**Estratto della fonte**
· · · ·
La grande crisi del capitalismo del 2008-2009 non è stata risolta nel suo fondamento strutturale: una gigantesca sovrapproduzione di merci e capitale che investe tutti i rami principali dell'economia e della produzione, a partire dall'acciaio e dall'automobile.
Nell'ultimo decennio quella crisi è stata tamponata dal combinarsi di due elementi: da un lato la tenuta dello sviluppo cinese favorita dal gigantesco investimento pubblico infrastrutturale promosso dal regime di Pechino dopo il 2008 proprio per sottrarsi alla crisi internazionale; dall'altro lato l'enorme iniezione di liquidità sui mercati finanziari da parte di tutte le banche centrali, e degli stessi bilanci pubblici, in proporzioni sconosciute alla intera storia del capitalismo.
Il punto è che entrambi questi fattori, se hanno contenuto la precipitazione, hanno concorso per altra via ad estendere le basi materiali di una nuova crisi.
· · · ·
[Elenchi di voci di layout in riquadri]
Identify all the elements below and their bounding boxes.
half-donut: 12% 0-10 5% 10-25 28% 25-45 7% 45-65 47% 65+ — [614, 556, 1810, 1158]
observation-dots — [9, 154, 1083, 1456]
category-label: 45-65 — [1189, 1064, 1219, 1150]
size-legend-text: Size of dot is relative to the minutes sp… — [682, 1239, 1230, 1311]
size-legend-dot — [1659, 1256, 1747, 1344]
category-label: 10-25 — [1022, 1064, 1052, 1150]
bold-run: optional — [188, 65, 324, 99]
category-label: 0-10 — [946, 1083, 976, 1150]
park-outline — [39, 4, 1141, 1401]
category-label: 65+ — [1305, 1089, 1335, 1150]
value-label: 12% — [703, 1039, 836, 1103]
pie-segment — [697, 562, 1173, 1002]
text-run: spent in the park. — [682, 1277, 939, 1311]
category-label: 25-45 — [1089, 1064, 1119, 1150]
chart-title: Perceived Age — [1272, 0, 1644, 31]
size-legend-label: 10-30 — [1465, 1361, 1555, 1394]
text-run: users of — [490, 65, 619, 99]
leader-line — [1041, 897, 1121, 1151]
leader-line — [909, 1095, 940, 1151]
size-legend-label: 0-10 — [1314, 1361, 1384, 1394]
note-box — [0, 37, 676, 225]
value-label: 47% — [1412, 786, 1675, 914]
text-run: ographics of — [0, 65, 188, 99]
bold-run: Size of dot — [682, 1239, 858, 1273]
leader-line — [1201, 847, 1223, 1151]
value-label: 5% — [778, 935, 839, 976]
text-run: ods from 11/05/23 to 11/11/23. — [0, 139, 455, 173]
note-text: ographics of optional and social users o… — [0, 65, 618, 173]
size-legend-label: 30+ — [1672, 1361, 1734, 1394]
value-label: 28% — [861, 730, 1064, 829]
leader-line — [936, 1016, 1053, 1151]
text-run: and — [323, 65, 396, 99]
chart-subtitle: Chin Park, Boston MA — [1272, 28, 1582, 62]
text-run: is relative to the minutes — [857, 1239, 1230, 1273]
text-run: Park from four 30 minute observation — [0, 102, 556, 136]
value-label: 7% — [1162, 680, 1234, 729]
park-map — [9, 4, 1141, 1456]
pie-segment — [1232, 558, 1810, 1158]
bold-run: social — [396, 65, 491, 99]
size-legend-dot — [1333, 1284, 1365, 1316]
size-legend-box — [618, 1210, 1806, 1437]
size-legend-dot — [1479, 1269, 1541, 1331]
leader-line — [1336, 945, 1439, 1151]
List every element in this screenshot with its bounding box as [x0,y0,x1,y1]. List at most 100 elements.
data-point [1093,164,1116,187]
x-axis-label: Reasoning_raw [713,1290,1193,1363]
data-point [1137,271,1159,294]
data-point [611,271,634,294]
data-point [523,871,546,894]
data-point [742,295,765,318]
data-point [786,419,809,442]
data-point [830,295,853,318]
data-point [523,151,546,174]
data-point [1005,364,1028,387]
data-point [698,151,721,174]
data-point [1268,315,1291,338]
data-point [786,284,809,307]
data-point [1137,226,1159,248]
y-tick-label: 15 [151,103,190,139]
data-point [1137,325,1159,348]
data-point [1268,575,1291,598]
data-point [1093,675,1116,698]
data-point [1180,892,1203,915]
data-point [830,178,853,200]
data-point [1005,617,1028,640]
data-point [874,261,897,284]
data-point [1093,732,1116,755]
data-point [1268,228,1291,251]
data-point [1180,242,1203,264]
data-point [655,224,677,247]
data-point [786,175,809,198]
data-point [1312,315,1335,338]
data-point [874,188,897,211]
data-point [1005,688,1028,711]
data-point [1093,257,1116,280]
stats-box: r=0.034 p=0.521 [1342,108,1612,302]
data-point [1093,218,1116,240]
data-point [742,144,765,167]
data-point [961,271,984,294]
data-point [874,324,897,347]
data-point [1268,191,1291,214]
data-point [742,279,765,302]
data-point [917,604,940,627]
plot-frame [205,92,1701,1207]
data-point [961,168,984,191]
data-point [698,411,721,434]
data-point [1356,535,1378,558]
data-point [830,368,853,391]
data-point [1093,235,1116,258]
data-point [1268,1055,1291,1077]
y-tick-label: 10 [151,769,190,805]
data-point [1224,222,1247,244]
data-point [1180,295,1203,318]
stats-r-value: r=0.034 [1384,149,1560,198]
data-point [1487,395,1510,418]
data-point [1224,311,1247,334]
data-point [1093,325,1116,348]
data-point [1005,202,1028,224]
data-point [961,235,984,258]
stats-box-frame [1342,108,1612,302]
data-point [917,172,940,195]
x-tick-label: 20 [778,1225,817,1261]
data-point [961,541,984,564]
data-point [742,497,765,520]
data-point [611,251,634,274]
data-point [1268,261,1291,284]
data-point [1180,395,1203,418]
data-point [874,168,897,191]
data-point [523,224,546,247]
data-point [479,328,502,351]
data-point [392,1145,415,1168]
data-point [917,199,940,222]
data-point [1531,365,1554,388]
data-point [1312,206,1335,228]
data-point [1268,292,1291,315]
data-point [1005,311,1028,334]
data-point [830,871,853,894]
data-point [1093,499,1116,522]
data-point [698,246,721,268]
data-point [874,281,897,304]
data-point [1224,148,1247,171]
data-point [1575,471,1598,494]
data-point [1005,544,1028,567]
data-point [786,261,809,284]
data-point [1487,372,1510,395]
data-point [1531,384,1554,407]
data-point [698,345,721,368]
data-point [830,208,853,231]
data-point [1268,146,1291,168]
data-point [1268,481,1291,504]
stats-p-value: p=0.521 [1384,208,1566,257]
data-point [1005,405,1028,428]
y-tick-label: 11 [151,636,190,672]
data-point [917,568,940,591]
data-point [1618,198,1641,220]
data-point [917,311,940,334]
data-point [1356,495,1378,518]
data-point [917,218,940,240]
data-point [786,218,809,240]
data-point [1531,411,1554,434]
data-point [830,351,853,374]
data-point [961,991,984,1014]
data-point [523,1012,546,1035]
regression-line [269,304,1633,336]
· · · ·
**Compiti assegnati**
1) Rispondi a queste domande sul brano sulla crisi del capitalismo:
(a) Da quali due settori parte la sovrapproduzione di merci e capitale?
(b) Chi ha promosso il gigantesco investimento pubblico infrastrutturale dopo il 2008?
(c) Da parte di chi è arrivata l'enorme iniezione di liquidità sui mercati finanziari?
2) Procedi, per favore, con il brano sulla crisi del capitalismo, riprendendo subito dopo la sua ultima frase.
Le voci sono materiale a sé, distinto dal brano.

**In risposta**
1)
(a) Dall'acciaio e dall'automobile.
(b) Il regime di Pechino.
(c) Da tutte le banche centrali e dagli stessi bilanci pubblici.

2)
Per un verso il grande sviluppo capitalistico della Cina e la sua proiezione imperialista su scala mondiale hanno concorso in molti settori ad accrescere la sovrapproduzione complessiva (si pensi all'acciaio); per altro verso l'iniezione di liquidità nelle vene dell'economia mondiale ha prodotto una bolla finanziaria molto più grande di quella che esplose nel 2007-2008 negli USA attorno ai mutui subprime, coinvolgendo oggi la stessa Cina. L'emissione di titoli finanziari da parte delle imprese come forma di autofinanziamento parallelo al credito bancario, e la pratica di acquisto da parte dei capitalisti di azioni della propria azienda (buy-back) per farle lievitare sul mercato hanno rappresentato un nuovo veicolo di sviluppo del debito privato, mentre gli Stati nazionali impegnati a ridurre le tasse dei capitalisti per contendersi gli investimenti esteri hanno continuato a finanziarsi a debito presso il capitale finanziario. La risultante è che oggi la somma di debito pubblico e privato nel mondo raggiunge la cifra iperbolica di 235.000 miliardi. È la misura del parassitismo del capitale.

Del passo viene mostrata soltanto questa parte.